Coordinate annotation records
○ ○ ○ ○ ○ ○ ○
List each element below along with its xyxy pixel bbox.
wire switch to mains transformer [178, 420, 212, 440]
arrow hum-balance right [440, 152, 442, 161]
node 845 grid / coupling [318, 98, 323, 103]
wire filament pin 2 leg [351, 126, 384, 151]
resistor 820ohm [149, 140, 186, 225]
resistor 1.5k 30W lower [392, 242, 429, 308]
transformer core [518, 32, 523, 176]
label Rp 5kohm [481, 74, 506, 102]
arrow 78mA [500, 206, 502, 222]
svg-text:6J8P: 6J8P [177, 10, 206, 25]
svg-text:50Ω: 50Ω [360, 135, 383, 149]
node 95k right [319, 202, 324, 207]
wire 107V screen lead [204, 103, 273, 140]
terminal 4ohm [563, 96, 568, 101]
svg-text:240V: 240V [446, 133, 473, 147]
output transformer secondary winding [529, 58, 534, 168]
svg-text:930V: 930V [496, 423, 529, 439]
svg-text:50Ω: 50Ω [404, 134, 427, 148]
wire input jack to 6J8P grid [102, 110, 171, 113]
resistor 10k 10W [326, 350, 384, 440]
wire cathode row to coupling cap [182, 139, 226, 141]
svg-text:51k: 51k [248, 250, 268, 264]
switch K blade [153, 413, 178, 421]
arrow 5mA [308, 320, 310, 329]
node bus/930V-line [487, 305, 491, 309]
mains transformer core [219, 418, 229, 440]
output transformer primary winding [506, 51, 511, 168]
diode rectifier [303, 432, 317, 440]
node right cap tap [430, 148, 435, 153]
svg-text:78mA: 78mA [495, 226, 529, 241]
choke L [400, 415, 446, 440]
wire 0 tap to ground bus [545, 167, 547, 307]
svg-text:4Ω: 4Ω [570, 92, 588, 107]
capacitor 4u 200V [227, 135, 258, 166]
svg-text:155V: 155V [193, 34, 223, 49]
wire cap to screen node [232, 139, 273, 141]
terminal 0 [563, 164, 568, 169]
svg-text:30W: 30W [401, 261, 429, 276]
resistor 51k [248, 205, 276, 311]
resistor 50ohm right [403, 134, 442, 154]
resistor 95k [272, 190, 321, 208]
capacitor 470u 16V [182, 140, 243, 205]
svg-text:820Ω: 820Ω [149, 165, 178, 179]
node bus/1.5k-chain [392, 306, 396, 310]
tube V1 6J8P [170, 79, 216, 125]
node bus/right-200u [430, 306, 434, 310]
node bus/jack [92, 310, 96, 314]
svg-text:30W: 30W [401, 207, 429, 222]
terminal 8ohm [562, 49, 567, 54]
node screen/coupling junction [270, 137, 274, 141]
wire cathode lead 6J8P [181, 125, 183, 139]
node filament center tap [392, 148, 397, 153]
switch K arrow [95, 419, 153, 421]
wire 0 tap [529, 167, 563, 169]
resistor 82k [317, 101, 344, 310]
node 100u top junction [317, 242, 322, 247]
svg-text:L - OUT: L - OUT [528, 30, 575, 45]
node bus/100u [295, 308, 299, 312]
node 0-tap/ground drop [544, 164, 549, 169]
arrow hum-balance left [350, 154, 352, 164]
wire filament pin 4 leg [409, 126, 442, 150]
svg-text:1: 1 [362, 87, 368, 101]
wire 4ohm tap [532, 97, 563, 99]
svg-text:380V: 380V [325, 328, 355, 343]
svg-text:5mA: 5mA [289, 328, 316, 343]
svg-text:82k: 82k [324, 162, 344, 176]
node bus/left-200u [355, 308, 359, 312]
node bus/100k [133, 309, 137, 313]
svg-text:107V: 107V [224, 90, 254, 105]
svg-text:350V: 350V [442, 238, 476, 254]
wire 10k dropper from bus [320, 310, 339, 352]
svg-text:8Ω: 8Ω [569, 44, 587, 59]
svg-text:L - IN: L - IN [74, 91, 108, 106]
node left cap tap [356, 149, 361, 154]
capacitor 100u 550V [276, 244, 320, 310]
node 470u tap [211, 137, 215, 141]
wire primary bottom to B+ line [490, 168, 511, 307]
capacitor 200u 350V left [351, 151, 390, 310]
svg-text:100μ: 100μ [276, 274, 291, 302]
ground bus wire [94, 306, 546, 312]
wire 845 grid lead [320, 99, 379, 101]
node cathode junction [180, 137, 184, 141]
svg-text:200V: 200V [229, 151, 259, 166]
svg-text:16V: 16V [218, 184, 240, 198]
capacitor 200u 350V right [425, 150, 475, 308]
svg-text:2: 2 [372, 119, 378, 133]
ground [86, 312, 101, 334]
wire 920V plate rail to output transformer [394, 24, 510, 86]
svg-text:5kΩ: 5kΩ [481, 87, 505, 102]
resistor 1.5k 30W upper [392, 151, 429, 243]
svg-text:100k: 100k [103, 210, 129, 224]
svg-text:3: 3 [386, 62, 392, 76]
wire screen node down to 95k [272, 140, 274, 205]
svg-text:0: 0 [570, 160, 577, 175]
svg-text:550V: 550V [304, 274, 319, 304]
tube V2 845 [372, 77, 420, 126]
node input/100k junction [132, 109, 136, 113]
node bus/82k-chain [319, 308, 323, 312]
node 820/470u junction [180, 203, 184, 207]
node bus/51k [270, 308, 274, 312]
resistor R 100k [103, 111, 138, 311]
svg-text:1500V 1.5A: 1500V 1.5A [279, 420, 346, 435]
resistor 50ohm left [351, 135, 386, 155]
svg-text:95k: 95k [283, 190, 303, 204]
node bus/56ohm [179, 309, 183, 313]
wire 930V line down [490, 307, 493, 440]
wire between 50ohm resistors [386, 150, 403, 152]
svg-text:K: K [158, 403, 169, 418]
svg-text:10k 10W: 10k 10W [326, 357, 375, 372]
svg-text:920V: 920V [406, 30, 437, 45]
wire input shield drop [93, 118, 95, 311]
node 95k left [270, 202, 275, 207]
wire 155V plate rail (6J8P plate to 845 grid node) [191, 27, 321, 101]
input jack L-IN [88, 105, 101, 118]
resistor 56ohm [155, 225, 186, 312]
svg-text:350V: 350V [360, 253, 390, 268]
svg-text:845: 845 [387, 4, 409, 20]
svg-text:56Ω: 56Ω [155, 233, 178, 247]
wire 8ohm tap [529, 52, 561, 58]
○ ○ ○ ○ ○ ○ ○
*WHAT TO WORK ON:* Copy every line of the material above, word for word and in the same order.

*FULL ANSWER:*
List each element below along with its xyxy pixel bbox.
wire switch to mains transformer [178, 420, 212, 440]
arrow hum-balance right [440, 152, 442, 161]
node 845 grid / coupling [318, 98, 323, 103]
wire filament pin 2 leg [351, 126, 384, 151]
resistor 820ohm [149, 140, 186, 225]
resistor 1.5k 30W lower [392, 242, 429, 308]
transformer core [518, 32, 523, 176]
label Rp 5kohm [481, 74, 506, 102]
arrow 78mA [500, 206, 502, 222]
svg-text:6J8P: 6J8P [177, 10, 206, 25]
svg-text:50Ω: 50Ω [360, 135, 383, 149]
node 95k right [319, 202, 324, 207]
wire 107V screen lead [204, 103, 273, 140]
terminal 4ohm [563, 96, 568, 101]
svg-text:240V: 240V [446, 133, 473, 147]
output transformer secondary winding [529, 58, 534, 168]
svg-text:930V: 930V [496, 423, 529, 439]
svg-text:50Ω: 50Ω [404, 134, 427, 148]
wire input jack to 6J8P grid [102, 110, 171, 113]
resistor 10k 10W [326, 350, 384, 440]
wire cathode row to coupling cap [182, 139, 226, 141]
svg-text:51k: 51k [248, 250, 268, 264]
switch K blade [153, 413, 178, 421]
arrow 5mA [308, 320, 310, 329]
node bus/930V-line [487, 305, 491, 309]
mains transformer core [219, 418, 229, 440]
output transformer primary winding [506, 51, 511, 168]
diode rectifier [303, 432, 317, 440]
node right cap tap [430, 148, 435, 153]
svg-text:78mA: 78mA [495, 226, 529, 241]
choke L [400, 415, 446, 440]
wire 0 tap to ground bus [545, 167, 547, 307]
svg-text:4Ω: 4Ω [570, 92, 588, 107]
capacitor 4u 200V [227, 135, 258, 166]
svg-text:155V: 155V [193, 34, 223, 49]
wire cap to screen node [232, 139, 273, 141]
terminal 0 [563, 164, 568, 169]
svg-text:30W: 30W [401, 261, 429, 276]
resistor 51k [248, 205, 276, 311]
resistor 50ohm right [403, 134, 442, 154]
resistor 95k [272, 190, 321, 208]
capacitor 470u 16V [182, 140, 243, 205]
svg-text:820Ω: 820Ω [149, 165, 178, 179]
node bus/1.5k-chain [392, 306, 396, 310]
tube V1 6J8P [170, 79, 216, 125]
node bus/right-200u [430, 306, 434, 310]
node bus/jack [92, 310, 96, 314]
svg-text:30W: 30W [401, 207, 429, 222]
terminal 8ohm [562, 49, 567, 54]
node screen/coupling junction [270, 137, 274, 141]
wire cathode lead 6J8P [181, 125, 183, 139]
node filament center tap [392, 148, 397, 153]
switch K arrow [95, 419, 153, 421]
wire 0 tap [529, 167, 563, 169]
resistor 82k [317, 101, 344, 310]
node 100u top junction [317, 242, 322, 247]
svg-text:L - OUT: L - OUT [528, 30, 575, 45]
node bus/100u [295, 308, 299, 312]
node 0-tap/ground drop [544, 164, 549, 169]
arrow hum-balance left [350, 154, 352, 164]
wire filament pin 4 leg [409, 126, 442, 150]
svg-text:1: 1 [362, 87, 368, 101]
wire 4ohm tap [532, 97, 563, 99]
svg-text:380V: 380V [325, 328, 355, 343]
svg-text:5mA: 5mA [289, 328, 316, 343]
svg-text:82k: 82k [324, 162, 344, 176]
node bus/left-200u [355, 308, 359, 312]
node bus/100k [133, 309, 137, 313]
svg-text:107V: 107V [224, 90, 254, 105]
svg-text:350V: 350V [442, 238, 476, 254]
wire 10k dropper from bus [320, 310, 339, 352]
svg-text:8Ω: 8Ω [569, 44, 587, 59]
svg-text:L - IN: L - IN [74, 91, 108, 106]
node left cap tap [356, 149, 361, 154]
capacitor 100u 550V [276, 244, 320, 310]
node 470u tap [211, 137, 215, 141]
wire primary bottom to B+ line [490, 168, 511, 307]
capacitor 200u 350V left [351, 151, 390, 310]
svg-text:100μ: 100μ [276, 274, 291, 302]
ground bus wire [94, 306, 546, 312]
wire 845 grid lead [320, 99, 379, 101]
node cathode junction [180, 137, 184, 141]
svg-text:200V: 200V [229, 151, 259, 166]
svg-text:16V: 16V [218, 184, 240, 198]
capacitor 200u 350V right [425, 150, 475, 308]
svg-text:2: 2 [372, 119, 378, 133]
ground [86, 312, 101, 334]
wire 920V plate rail to output transformer [394, 24, 510, 86]
svg-text:5kΩ: 5kΩ [481, 87, 505, 102]
resistor 1.5k 30W upper [392, 151, 429, 243]
svg-text:100k: 100k [103, 210, 129, 224]
svg-text:3: 3 [386, 62, 392, 76]
wire screen node down to 95k [272, 140, 274, 205]
svg-text:0: 0 [570, 160, 577, 175]
svg-text:550V: 550V [304, 274, 319, 304]
tube V2 845 [372, 77, 420, 126]
node input/100k junction [132, 109, 136, 113]
node bus/82k-chain [319, 308, 323, 312]
node 820/470u junction [180, 203, 184, 207]
node bus/51k [270, 308, 274, 312]
resistor R 100k [103, 111, 138, 311]
svg-text:1500V 1.5A: 1500V 1.5A [279, 420, 346, 435]
resistor 50ohm left [351, 135, 386, 155]
svg-text:95k: 95k [283, 190, 303, 204]
node bus/56ohm [179, 309, 183, 313]
wire 930V line down [490, 307, 493, 440]
wire between 50ohm resistors [386, 150, 403, 152]
svg-text:K: K [158, 403, 169, 418]
svg-text:10k 10W: 10k 10W [326, 357, 375, 372]
svg-text:920V: 920V [406, 30, 437, 45]
wire input shield drop [93, 118, 95, 311]
node 95k left [270, 202, 275, 207]
wire 155V plate rail (6J8P plate to 845 grid node) [191, 27, 321, 101]
input jack L-IN [88, 105, 101, 118]
resistor 56ohm [155, 225, 186, 312]
svg-text:350V: 350V [360, 253, 390, 268]
svg-text:845: 845 [387, 4, 409, 20]
svg-text:56Ω: 56Ω [155, 233, 178, 247]
wire 8ohm tap [529, 52, 561, 58]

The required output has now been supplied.